Write the number of lines holding the word "price", and nothing else.
━━━━━━━━
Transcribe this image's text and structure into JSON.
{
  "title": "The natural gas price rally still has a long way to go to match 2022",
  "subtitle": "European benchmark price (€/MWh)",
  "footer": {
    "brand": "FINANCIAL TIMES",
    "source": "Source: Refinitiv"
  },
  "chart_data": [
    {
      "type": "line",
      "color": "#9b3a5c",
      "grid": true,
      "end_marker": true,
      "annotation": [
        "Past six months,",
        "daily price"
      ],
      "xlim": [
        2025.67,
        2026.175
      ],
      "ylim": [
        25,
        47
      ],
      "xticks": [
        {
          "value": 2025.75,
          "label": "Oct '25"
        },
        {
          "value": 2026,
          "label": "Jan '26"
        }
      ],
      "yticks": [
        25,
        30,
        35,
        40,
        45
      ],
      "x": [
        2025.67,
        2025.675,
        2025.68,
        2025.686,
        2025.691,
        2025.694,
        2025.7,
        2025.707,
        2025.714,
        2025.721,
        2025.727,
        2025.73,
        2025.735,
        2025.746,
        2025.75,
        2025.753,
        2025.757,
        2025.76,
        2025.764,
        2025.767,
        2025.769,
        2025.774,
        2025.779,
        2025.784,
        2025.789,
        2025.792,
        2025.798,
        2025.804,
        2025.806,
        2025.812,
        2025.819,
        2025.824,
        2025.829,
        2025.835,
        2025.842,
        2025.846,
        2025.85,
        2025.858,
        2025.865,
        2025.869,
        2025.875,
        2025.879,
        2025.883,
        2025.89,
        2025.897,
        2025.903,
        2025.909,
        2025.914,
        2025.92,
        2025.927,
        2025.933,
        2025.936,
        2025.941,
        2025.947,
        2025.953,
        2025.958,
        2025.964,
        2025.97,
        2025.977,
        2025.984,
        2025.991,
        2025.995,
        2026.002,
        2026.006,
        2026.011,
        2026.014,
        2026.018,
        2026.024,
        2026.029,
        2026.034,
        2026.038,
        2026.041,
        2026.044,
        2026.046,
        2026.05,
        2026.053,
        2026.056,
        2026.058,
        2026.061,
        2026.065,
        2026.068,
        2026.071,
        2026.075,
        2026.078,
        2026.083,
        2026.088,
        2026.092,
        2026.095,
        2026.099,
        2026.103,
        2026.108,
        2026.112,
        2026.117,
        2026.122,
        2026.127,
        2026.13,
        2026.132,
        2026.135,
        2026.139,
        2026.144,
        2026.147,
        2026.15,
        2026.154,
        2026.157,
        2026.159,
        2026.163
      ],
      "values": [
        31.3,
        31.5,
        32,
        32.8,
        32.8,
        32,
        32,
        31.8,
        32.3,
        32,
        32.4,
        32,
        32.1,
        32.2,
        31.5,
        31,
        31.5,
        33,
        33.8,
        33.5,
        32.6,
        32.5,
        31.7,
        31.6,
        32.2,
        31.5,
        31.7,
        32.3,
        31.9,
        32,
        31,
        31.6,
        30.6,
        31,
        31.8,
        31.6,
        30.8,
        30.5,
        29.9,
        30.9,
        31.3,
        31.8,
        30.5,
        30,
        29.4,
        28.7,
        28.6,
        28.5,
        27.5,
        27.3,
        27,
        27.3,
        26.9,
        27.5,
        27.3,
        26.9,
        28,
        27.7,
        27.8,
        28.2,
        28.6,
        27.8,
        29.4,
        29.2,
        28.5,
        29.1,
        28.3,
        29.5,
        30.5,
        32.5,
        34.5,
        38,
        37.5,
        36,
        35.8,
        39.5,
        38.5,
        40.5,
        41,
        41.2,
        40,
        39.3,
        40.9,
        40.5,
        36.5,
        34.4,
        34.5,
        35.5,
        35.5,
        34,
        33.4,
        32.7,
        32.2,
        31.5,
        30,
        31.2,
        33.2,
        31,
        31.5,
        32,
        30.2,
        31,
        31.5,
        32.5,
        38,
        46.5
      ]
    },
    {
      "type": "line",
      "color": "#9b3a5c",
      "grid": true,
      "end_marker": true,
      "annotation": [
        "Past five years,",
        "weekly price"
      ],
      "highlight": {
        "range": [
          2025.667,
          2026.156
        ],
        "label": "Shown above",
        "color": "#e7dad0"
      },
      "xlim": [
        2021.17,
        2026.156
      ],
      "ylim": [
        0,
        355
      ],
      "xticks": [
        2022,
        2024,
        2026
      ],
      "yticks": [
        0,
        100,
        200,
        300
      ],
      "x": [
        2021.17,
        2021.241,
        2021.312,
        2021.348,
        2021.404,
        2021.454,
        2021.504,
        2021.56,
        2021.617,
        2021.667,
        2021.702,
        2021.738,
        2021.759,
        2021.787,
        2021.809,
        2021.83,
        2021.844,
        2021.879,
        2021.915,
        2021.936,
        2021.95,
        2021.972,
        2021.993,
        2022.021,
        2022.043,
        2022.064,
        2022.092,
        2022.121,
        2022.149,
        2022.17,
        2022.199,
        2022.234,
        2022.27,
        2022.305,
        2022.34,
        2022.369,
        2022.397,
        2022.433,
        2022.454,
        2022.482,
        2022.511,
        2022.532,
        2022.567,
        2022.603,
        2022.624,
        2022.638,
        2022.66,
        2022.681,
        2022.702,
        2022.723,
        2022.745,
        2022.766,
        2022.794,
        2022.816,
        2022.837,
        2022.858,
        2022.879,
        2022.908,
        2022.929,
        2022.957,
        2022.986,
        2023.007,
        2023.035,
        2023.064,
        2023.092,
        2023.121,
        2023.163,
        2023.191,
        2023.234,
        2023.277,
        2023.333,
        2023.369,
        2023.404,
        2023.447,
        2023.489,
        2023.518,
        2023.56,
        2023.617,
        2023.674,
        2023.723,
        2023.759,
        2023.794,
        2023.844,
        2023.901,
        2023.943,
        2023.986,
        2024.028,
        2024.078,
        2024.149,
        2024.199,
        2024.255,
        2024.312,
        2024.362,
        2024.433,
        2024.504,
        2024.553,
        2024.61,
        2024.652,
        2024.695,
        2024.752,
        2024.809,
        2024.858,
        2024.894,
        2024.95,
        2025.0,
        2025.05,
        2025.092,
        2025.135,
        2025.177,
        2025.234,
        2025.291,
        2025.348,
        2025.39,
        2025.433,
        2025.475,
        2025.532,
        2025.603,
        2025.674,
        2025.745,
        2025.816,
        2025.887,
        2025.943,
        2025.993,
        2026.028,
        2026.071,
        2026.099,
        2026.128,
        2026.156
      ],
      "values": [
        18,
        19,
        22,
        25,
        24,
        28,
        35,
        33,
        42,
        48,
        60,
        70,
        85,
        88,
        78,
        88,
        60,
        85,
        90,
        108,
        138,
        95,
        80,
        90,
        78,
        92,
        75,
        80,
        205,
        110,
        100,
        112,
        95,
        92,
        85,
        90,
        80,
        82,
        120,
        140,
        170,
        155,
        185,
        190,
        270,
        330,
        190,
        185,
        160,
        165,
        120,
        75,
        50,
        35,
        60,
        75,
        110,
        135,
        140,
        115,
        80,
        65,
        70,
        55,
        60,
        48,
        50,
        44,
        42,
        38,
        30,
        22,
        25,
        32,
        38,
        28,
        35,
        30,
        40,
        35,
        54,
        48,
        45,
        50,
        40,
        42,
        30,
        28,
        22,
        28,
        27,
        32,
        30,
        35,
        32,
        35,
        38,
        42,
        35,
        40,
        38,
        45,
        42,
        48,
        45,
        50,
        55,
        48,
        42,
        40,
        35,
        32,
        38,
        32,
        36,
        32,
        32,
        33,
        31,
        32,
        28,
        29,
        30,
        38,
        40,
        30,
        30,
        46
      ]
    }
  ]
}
━━━━━━━━
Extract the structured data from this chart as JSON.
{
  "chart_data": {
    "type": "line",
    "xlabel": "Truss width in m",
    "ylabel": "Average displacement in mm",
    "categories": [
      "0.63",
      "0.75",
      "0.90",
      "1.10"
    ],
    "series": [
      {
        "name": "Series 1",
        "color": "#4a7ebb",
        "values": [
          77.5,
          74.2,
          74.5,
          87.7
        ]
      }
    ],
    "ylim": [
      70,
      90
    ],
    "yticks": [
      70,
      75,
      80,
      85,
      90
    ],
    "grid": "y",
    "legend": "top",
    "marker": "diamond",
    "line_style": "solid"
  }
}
━━━━━━━━
**The reply**
4